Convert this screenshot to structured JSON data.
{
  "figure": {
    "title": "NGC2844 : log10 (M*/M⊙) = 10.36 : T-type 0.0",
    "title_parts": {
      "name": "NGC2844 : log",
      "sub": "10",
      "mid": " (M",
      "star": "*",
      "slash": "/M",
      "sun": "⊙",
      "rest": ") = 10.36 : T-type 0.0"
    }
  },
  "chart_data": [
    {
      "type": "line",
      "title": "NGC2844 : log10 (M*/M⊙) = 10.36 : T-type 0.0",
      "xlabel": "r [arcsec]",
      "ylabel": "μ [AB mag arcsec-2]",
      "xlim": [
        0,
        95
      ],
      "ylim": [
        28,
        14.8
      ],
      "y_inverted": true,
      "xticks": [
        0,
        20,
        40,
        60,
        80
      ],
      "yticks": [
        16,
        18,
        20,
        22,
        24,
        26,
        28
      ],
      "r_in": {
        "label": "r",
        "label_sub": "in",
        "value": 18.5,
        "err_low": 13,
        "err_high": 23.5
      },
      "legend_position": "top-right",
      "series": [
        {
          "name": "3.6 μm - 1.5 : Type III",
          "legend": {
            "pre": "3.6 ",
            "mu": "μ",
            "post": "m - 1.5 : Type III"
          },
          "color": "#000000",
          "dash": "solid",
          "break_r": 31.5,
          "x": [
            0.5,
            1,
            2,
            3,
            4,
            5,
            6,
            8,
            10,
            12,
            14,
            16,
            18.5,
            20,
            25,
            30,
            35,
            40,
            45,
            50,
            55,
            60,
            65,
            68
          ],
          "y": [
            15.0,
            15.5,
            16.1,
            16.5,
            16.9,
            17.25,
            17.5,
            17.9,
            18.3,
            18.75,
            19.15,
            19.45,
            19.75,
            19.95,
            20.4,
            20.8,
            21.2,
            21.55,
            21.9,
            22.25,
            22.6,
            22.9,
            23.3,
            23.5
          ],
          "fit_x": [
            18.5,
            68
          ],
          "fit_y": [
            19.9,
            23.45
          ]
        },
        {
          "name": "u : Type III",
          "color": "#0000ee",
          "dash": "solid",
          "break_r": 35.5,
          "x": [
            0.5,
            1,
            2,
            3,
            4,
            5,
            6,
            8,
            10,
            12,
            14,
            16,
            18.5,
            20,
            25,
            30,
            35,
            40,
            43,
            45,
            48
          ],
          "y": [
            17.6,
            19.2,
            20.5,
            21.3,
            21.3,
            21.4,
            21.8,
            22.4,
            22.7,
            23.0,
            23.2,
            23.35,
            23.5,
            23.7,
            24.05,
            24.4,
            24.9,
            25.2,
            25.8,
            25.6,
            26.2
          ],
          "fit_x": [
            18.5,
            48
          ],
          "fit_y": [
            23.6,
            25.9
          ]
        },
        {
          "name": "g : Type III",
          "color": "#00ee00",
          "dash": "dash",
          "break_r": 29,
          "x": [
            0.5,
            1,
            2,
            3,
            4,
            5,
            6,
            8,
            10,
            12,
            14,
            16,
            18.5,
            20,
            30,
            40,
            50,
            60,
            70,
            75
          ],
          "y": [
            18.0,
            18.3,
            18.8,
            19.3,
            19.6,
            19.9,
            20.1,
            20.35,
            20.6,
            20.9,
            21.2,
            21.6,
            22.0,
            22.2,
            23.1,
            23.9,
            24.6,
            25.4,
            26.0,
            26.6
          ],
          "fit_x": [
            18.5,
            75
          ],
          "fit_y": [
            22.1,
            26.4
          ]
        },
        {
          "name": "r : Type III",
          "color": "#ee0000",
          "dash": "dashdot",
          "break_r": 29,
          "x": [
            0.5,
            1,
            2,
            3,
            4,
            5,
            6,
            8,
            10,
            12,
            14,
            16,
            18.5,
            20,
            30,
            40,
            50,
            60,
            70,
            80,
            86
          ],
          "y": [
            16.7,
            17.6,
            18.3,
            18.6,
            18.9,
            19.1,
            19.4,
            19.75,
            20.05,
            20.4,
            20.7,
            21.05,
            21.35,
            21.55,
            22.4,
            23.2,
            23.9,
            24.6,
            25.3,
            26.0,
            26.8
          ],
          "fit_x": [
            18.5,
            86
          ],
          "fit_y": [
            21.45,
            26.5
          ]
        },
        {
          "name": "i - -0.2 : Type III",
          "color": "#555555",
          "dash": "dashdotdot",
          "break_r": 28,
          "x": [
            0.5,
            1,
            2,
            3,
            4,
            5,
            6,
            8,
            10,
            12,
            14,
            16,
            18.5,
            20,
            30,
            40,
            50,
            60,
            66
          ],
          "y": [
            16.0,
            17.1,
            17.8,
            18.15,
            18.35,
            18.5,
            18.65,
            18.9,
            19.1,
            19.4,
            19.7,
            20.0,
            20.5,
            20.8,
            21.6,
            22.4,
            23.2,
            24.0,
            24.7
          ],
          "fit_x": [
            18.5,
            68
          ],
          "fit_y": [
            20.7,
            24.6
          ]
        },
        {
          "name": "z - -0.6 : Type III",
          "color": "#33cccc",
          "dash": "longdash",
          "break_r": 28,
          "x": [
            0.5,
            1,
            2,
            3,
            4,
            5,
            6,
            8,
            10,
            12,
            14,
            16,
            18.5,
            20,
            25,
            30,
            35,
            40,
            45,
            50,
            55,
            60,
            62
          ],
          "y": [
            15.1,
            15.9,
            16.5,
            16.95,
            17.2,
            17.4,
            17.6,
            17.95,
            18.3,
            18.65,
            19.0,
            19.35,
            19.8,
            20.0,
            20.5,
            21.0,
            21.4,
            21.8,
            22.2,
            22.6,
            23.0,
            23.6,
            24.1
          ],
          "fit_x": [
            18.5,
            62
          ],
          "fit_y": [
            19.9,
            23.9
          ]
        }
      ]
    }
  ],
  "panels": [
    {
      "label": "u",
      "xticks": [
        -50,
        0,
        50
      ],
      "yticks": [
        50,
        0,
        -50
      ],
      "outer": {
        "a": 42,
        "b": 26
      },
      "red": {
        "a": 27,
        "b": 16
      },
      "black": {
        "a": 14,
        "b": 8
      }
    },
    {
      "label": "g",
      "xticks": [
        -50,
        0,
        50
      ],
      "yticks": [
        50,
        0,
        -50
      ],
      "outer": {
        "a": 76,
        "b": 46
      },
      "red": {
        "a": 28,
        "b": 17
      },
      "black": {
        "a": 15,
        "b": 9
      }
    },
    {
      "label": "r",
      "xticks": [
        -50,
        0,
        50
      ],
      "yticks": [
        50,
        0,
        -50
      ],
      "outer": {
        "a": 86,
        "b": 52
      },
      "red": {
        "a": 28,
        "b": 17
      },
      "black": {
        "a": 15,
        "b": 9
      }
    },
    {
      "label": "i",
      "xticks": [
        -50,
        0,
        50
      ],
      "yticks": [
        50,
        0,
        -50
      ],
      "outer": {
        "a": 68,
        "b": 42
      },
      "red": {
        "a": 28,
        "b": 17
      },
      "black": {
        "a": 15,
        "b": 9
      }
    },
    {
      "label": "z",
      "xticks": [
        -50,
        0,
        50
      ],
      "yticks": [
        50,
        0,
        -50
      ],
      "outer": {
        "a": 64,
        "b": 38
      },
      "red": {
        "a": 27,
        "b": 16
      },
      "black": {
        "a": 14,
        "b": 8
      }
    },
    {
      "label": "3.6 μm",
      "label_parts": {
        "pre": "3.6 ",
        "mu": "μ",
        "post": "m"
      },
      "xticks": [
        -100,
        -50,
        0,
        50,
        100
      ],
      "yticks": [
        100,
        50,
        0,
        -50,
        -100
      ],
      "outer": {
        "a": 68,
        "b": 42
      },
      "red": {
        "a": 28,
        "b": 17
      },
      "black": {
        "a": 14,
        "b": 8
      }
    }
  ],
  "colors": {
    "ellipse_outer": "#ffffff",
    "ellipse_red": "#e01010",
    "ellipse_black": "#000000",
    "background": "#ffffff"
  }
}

══════════════════════════════

#### Instructions to follow
Scan the listing above and identify each line holding the string "arcsec"; copy every such line.

#### Completed task
      "xlabel": "r [arcsec]",
      "ylabel": "μ [AB mag arcsec-2]",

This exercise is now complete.